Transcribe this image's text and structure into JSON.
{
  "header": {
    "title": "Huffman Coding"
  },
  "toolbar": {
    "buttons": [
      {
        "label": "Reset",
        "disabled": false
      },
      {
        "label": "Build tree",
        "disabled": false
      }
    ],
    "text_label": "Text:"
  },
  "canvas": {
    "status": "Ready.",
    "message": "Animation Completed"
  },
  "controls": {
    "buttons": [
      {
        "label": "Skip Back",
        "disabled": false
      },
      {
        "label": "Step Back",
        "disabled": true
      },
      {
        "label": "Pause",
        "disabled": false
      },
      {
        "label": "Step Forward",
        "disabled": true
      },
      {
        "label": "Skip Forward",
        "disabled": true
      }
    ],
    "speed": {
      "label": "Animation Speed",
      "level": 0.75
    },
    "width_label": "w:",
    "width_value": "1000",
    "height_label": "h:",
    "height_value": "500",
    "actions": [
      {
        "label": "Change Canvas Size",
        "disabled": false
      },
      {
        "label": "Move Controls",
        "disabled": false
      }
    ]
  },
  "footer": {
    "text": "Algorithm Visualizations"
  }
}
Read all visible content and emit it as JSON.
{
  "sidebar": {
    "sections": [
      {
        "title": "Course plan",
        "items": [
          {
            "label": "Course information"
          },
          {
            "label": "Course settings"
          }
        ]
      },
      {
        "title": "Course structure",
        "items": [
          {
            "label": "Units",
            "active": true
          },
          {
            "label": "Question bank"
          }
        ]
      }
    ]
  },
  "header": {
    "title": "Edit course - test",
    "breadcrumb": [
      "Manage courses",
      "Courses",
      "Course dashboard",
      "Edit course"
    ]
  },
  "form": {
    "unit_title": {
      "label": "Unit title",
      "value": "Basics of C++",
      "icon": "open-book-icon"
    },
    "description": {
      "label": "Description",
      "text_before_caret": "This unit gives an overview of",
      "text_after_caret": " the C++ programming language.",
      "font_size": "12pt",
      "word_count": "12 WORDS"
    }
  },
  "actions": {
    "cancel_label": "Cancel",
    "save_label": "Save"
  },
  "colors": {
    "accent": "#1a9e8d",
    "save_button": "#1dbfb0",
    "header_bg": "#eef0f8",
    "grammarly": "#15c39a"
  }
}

• DESCRIPTION OF THE TASK
Exactly reproduce all of the entries.

• ANSWER TO THIS TASK
Transcribe this image's text and structure into JSON.
{
  "header": {
    "title": "Huffman Coding"
  },
  "toolbar": {
    "buttons": [
      {
        "label": "Reset",
        "disabled": false
      },
      {
        "label": "Build tree",
        "disabled": false
      }
    ],
    "text_label": "Text:"
  },
  "canvas": {
    "status": "Ready.",
    "message": "Animation Completed"
  },
  "controls": {
    "buttons": [
      {
        "label": "Skip Back",
        "disabled": false
      },
      {
        "label": "Step Back",
        "disabled": true
      },
      {
        "label": "Pause",
        "disabled": false
      },
      {
        "label": "Step Forward",
        "disabled": true
      },
      {
        "label": "Skip Forward",
        "disabled": true
      }
    ],
    "speed": {
      "label": "Animation Speed",
      "level": 0.75
    },
    "width_label": "w:",
    "width_value": "1000",
    "height_label": "h:",
    "height_value": "500",
    "actions": [
      {
        "label": "Change Canvas Size",
        "disabled": false
      },
      {
        "label": "Move Controls",
        "disabled": false
      }
    ]
  },
  "footer": {
    "text": "Algorithm Visualizations"
  }
}
Read all visible content and emit it as JSON.
{
  "sidebar": {
    "sections": [
      {
        "title": "Course plan",
        "items": [
          {
            "label": "Course information"
          },
          {
            "label": "Course settings"
          }
        ]
      },
      {
        "title": "Course structure",
        "items": [
          {
            "label": "Units",
            "active": true
          },
          {
            "label": "Question bank"
          }
        ]
      }
    ]
  },
  "header": {
    "title": "Edit course - test",
    "breadcrumb": [
      "Manage courses",
      "Courses",
      "Course dashboard",
      "Edit course"
    ]
  },
  "form": {
    "unit_title": {
      "label": "Unit title",
      "value": "Basics of C++",
      "icon": "open-book-icon"
    },
    "description": {
      "label": "Description",
      "text_before_caret": "This unit gives an overview of",
      "text_after_caret": " the C++ programming language.",
      "font_size": "12pt",
      "word_count": "12 WORDS"
    }
  },
  "actions": {
    "cancel_label": "Cancel",
    "save_label": "Save"
  },
  "colors": {
    "accent": "#1a9e8d",
    "save_button": "#1dbfb0",
    "header_bg": "#eef0f8",
    "grammarly": "#15c39a"
  }
}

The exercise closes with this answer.